Task details
Show all lines holding the string "index".

Begin Given information

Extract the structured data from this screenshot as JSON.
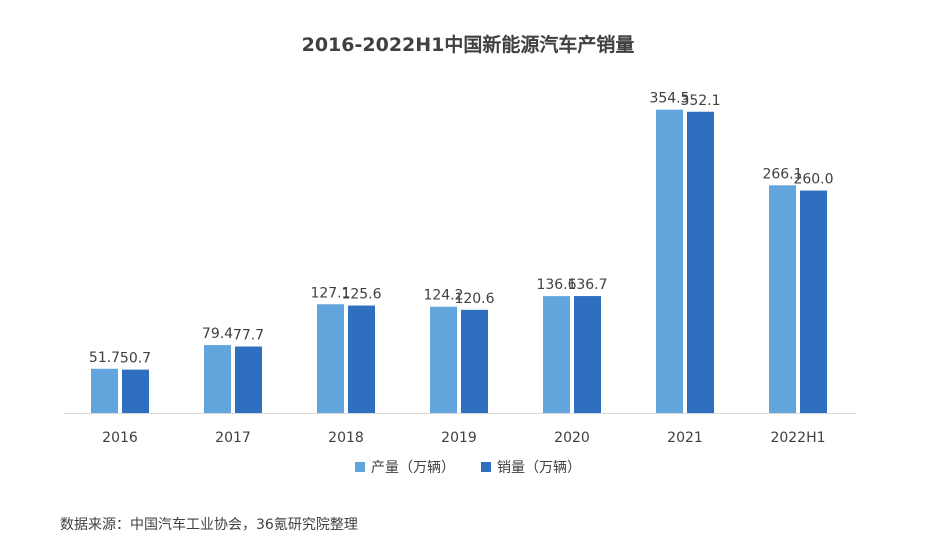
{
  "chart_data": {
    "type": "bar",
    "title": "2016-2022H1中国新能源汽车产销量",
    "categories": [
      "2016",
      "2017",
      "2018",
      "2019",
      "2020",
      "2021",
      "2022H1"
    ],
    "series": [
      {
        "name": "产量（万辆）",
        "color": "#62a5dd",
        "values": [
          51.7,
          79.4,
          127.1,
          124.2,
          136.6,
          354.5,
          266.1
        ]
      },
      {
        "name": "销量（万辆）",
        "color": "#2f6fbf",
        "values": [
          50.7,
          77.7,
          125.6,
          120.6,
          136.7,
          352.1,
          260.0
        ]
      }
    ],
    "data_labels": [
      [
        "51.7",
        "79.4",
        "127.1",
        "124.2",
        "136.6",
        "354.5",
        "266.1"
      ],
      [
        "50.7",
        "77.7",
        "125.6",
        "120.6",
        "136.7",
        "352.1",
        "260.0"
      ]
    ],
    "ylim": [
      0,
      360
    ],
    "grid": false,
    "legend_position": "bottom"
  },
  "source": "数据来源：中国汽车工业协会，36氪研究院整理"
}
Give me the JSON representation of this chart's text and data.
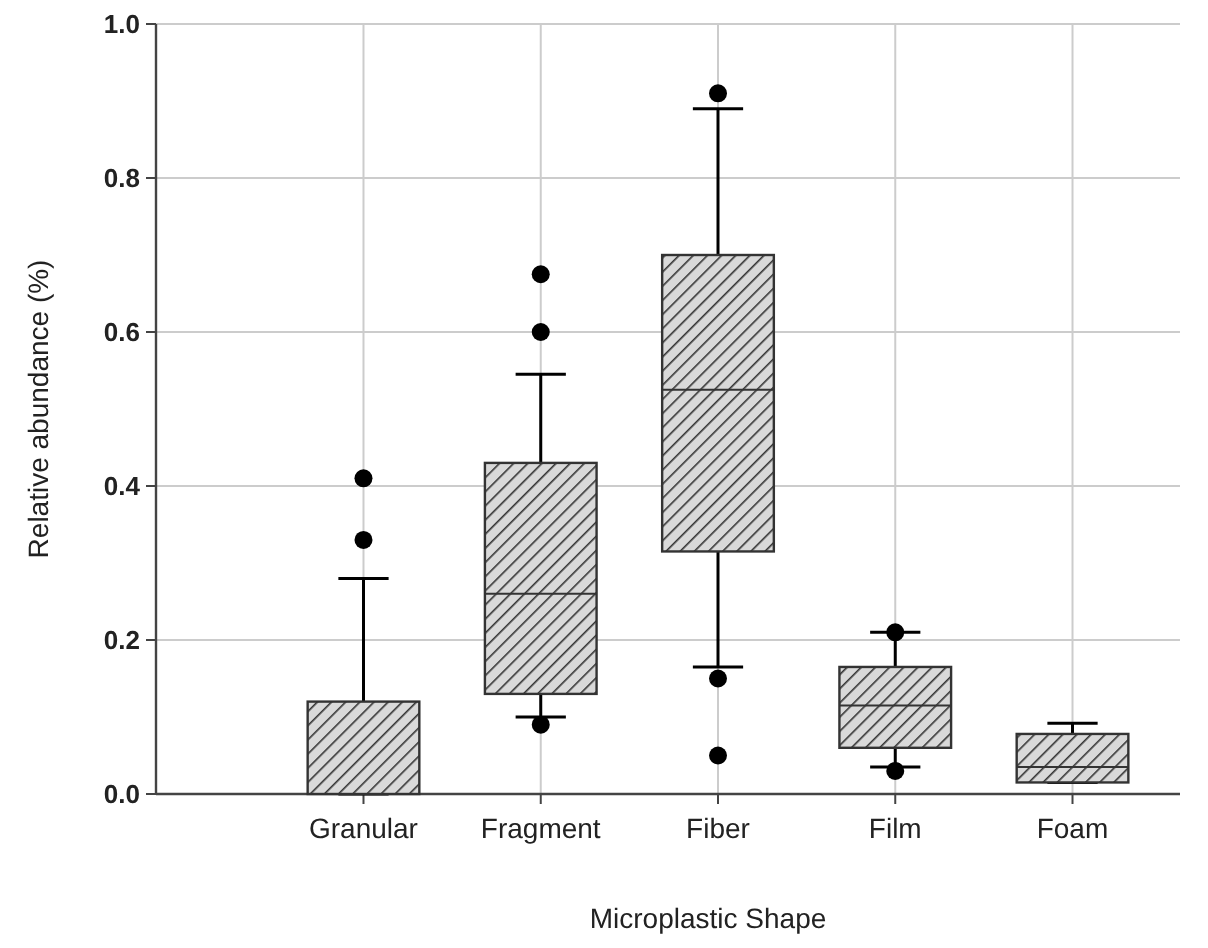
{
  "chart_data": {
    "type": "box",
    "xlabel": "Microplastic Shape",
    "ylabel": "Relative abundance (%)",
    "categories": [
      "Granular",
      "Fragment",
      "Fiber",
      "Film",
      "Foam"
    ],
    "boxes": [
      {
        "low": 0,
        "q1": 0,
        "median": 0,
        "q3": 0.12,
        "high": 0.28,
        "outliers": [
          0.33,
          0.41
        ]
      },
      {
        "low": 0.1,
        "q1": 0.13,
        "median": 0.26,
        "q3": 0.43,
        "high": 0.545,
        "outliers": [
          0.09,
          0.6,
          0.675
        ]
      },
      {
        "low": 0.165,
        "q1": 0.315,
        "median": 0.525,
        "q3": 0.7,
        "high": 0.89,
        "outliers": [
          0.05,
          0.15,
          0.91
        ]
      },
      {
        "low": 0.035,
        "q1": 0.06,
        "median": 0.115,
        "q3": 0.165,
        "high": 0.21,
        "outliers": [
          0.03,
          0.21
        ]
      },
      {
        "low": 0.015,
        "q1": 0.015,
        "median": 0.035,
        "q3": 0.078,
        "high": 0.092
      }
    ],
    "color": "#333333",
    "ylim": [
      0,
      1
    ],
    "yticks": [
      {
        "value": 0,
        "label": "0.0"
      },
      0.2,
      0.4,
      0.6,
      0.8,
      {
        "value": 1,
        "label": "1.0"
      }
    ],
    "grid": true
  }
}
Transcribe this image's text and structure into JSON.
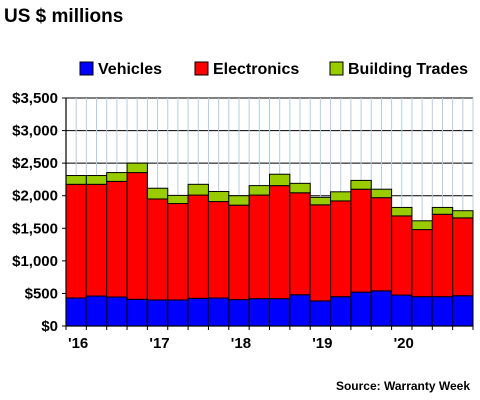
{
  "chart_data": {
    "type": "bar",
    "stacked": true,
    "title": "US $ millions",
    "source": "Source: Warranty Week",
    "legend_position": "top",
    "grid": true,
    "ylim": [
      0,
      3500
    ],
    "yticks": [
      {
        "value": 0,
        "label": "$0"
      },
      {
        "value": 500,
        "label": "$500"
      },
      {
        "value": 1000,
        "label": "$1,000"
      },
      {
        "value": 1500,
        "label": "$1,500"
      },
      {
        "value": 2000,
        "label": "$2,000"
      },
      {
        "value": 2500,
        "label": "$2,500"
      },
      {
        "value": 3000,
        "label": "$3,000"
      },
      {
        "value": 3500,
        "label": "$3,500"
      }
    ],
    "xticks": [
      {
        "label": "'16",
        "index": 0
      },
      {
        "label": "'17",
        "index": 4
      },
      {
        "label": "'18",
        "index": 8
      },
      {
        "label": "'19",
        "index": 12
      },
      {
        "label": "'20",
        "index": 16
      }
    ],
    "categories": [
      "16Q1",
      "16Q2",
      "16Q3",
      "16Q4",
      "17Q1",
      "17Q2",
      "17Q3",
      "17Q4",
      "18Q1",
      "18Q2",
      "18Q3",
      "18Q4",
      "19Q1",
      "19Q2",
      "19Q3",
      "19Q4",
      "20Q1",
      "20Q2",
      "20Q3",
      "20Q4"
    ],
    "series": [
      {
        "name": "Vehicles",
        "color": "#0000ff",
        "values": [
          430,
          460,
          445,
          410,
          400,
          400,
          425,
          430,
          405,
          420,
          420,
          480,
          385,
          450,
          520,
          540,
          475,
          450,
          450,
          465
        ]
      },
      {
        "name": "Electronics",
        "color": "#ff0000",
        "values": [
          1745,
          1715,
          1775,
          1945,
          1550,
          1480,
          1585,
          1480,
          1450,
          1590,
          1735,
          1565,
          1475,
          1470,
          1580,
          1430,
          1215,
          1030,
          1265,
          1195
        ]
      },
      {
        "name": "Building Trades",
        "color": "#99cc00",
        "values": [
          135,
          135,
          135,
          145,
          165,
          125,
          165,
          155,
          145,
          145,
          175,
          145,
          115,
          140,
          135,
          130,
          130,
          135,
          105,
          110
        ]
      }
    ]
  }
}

End Given information

Problem solution
        "index": 0
        "index": 4
        "index": 8
        "index": 12
        "index": 16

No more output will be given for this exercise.